Your task
Will you give every entry again exactly as it stands?

Data supplied

>>>>>

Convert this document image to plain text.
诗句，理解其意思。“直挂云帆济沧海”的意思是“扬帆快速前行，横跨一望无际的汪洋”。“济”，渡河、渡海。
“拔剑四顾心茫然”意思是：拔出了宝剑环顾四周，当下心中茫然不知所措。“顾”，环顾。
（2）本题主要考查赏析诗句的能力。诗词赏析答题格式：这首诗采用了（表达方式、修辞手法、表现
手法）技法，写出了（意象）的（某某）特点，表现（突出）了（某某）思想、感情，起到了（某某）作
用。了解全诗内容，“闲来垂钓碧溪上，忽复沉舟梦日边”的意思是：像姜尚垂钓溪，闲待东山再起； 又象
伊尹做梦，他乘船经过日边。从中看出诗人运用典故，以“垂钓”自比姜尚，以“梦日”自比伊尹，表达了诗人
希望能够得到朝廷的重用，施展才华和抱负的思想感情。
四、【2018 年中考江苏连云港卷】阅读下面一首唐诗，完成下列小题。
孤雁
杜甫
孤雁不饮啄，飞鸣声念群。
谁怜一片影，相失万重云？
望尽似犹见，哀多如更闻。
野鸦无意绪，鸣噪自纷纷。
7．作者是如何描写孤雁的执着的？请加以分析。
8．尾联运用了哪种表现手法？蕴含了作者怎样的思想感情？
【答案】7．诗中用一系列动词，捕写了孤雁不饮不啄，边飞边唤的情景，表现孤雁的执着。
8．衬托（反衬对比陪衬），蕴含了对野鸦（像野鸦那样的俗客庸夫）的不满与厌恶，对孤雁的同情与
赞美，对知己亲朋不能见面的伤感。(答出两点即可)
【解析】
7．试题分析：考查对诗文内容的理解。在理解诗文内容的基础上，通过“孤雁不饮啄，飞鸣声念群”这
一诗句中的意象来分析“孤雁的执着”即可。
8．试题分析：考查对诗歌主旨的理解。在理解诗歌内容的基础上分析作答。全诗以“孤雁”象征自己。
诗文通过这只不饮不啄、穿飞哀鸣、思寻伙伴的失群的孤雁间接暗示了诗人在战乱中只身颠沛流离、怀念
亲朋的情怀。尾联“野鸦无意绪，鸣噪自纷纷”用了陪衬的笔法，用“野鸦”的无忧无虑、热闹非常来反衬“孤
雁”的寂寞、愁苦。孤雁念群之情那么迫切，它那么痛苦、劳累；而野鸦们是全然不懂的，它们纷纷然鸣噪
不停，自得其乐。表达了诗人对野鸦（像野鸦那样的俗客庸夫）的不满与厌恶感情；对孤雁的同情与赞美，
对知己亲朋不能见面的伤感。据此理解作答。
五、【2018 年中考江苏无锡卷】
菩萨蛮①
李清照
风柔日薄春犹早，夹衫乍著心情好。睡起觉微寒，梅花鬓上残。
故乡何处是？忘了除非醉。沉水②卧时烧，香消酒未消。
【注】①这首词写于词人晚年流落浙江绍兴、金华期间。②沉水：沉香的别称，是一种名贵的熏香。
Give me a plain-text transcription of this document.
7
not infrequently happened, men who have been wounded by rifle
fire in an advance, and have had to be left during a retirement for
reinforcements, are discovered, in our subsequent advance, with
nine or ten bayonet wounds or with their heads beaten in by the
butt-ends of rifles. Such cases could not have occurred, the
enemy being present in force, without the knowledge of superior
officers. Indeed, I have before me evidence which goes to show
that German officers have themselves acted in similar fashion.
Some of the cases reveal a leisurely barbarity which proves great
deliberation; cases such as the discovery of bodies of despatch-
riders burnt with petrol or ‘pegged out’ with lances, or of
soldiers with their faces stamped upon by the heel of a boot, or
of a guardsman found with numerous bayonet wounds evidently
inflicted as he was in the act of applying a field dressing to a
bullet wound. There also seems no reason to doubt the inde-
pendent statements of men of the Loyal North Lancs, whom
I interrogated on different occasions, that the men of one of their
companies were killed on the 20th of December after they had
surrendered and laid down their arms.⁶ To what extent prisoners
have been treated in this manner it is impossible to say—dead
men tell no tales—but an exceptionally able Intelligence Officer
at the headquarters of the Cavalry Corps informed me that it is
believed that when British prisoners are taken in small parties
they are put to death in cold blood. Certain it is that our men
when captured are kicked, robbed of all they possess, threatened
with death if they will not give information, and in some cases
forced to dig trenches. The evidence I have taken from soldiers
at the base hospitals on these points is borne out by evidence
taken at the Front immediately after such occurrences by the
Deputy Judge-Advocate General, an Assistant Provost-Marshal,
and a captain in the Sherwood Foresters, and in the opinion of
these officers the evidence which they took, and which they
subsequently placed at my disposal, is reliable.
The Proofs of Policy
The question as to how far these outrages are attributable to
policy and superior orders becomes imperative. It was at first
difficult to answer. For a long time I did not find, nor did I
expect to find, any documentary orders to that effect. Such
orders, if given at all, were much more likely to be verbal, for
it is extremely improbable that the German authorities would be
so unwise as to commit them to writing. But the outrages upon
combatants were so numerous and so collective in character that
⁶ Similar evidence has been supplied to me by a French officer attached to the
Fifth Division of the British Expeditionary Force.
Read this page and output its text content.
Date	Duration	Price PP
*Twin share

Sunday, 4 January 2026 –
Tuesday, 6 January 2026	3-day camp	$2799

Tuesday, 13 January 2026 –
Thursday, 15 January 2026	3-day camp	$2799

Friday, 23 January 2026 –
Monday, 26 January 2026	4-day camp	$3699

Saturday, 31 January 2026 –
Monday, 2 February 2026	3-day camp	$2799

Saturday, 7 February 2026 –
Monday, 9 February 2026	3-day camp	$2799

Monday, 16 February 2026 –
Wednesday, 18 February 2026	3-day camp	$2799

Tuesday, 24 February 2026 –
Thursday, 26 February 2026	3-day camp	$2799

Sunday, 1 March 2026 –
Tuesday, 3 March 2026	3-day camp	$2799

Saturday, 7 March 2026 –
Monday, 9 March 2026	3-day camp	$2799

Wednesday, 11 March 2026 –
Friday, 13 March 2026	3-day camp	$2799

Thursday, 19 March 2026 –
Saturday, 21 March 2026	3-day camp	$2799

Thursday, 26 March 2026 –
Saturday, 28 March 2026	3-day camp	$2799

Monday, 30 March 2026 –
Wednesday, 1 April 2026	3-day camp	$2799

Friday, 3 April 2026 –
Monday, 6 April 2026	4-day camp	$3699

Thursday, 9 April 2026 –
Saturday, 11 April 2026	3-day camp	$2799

<<<<<

In response
Convert this document image to plain text.
诗句，理解其意思。“直挂云帆济沧海”的意思是“扬帆快速前行，横跨一望无际的汪洋”。“济”，渡河、渡海。
“拔剑四顾心茫然”意思是：拔出了宝剑环顾四周，当下心中茫然不知所措。“顾”，环顾。
（2）本题主要考查赏析诗句的能力。诗词赏析答题格式：这首诗采用了（表达方式、修辞手法、表现
手法）技法，写出了（意象）的（某某）特点，表现（突出）了（某某）思想、感情，起到了（某某）作
用。了解全诗内容，“闲来垂钓碧溪上，忽复沉舟梦日边”的意思是：像姜尚垂钓溪，闲待东山再起； 又象
伊尹做梦，他乘船经过日边。从中看出诗人运用典故，以“垂钓”自比姜尚，以“梦日”自比伊尹，表达了诗人
希望能够得到朝廷的重用，施展才华和抱负的思想感情。
四、【2018 年中考江苏连云港卷】阅读下面一首唐诗，完成下列小题。
孤雁
杜甫
孤雁不饮啄，飞鸣声念群。
谁怜一片影，相失万重云？
望尽似犹见，哀多如更闻。
野鸦无意绪，鸣噪自纷纷。
7．作者是如何描写孤雁的执着的？请加以分析。
8．尾联运用了哪种表现手法？蕴含了作者怎样的思想感情？
【答案】7．诗中用一系列动词，捕写了孤雁不饮不啄，边飞边唤的情景，表现孤雁的执着。
8．衬托（反衬对比陪衬），蕴含了对野鸦（像野鸦那样的俗客庸夫）的不满与厌恶，对孤雁的同情与
赞美，对知己亲朋不能见面的伤感。(答出两点即可)
【解析】
7．试题分析：考查对诗文内容的理解。在理解诗文内容的基础上，通过“孤雁不饮啄，飞鸣声念群”这
一诗句中的意象来分析“孤雁的执着”即可。
8．试题分析：考查对诗歌主旨的理解。在理解诗歌内容的基础上分析作答。全诗以“孤雁”象征自己。
诗文通过这只不饮不啄、穿飞哀鸣、思寻伙伴的失群的孤雁间接暗示了诗人在战乱中只身颠沛流离、怀念
亲朋的情怀。尾联“野鸦无意绪，鸣噪自纷纷”用了陪衬的笔法，用“野鸦”的无忧无虑、热闹非常来反衬“孤
雁”的寂寞、愁苦。孤雁念群之情那么迫切，它那么痛苦、劳累；而野鸦们是全然不懂的，它们纷纷然鸣噪
不停，自得其乐。表达了诗人对野鸦（像野鸦那样的俗客庸夫）的不满与厌恶感情；对孤雁的同情与赞美，
对知己亲朋不能见面的伤感。据此理解作答。
五、【2018 年中考江苏无锡卷】
菩萨蛮①
李清照
风柔日薄春犹早，夹衫乍著心情好。睡起觉微寒，梅花鬓上残。
故乡何处是？忘了除非醉。沉水②卧时烧，香消酒未消。
【注】①这首词写于词人晚年流落浙江绍兴、金华期间。②沉水：沉香的别称，是一种名贵的熏香。
Give me a plain-text transcription of this document.
7
not infrequently happened, men who have been wounded by rifle
fire in an advance, and have had to be left during a retirement for
reinforcements, are discovered, in our subsequent advance, with
nine or ten bayonet wounds or with their heads beaten in by the
butt-ends of rifles. Such cases could not have occurred, the
enemy being present in force, without the knowledge of superior
officers. Indeed, I have before me evidence which goes to show
that German officers have themselves acted in similar fashion.
Some of the cases reveal a leisurely barbarity which proves great
deliberation; cases such as the discovery of bodies of despatch-
riders burnt with petrol or ‘pegged out’ with lances, or of
soldiers with their faces stamped upon by the heel of a boot, or
of a guardsman found with numerous bayonet wounds evidently
inflicted as he was in the act of applying a field dressing to a
bullet wound. There also seems no reason to doubt the inde-
pendent statements of men of the Loyal North Lancs, whom
I interrogated on different occasions, that the men of one of their
companies were killed on the 20th of December after they had
surrendered and laid down their arms.⁶ To what extent prisoners
have been treated in this manner it is impossible to say—dead
men tell no tales—but an exceptionally able Intelligence Officer
at the headquarters of the Cavalry Corps informed me that it is
believed that when British prisoners are taken in small parties
they are put to death in cold blood. Certain it is that our men
when captured are kicked, robbed of all they possess, threatened
with death if they will not give information, and in some cases
forced to dig trenches. The evidence I have taken from soldiers
at the base hospitals on these points is borne out by evidence
taken at the Front immediately after such occurrences by the
Deputy Judge-Advocate General, an Assistant Provost-Marshal,
and a captain in the Sherwood Foresters, and in the opinion of
these officers the evidence which they took, and which they
subsequently placed at my disposal, is reliable.
The Proofs of Policy
The question as to how far these outrages are attributable to
policy and superior orders becomes imperative. It was at first
difficult to answer. For a long time I did not find, nor did I
expect to find, any documentary orders to that effect. Such
orders, if given at all, were much more likely to be verbal, for
it is extremely improbable that the German authorities would be
so unwise as to commit them to writing. But the outrages upon
combatants were so numerous and so collective in character that
⁶ Similar evidence has been supplied to me by a French officer attached to the
Fifth Division of the British Expeditionary Force.
Read this page and output its text content.
Date	Duration	Price PP
*Twin share

Sunday, 4 January 2026 –
Tuesday, 6 January 2026	3-day camp	$2799

Tuesday, 13 January 2026 –
Thursday, 15 January 2026	3-day camp	$2799

Friday, 23 January 2026 –
Monday, 26 January 2026	4-day camp	$3699

Saturday, 31 January 2026 –
Monday, 2 February 2026	3-day camp	$2799

Saturday, 7 February 2026 –
Monday, 9 February 2026	3-day camp	$2799

Monday, 16 February 2026 –
Wednesday, 18 February 2026	3-day camp	$2799

Tuesday, 24 February 2026 –
Thursday, 26 February 2026	3-day camp	$2799

Sunday, 1 March 2026 –
Tuesday, 3 March 2026	3-day camp	$2799

Saturday, 7 March 2026 –
Monday, 9 March 2026	3-day camp	$2799

Wednesday, 11 March 2026 –
Friday, 13 March 2026	3-day camp	$2799

Thursday, 19 March 2026 –
Saturday, 21 March 2026	3-day camp	$2799

Thursday, 26 March 2026 –
Saturday, 28 March 2026	3-day camp	$2799

Monday, 30 March 2026 –
Wednesday, 1 April 2026	3-day camp	$2799

Friday, 3 April 2026 –
Monday, 6 April 2026	4-day camp	$3699

Thursday, 9 April 2026 –
Saturday, 11 April 2026	3-day camp	$2799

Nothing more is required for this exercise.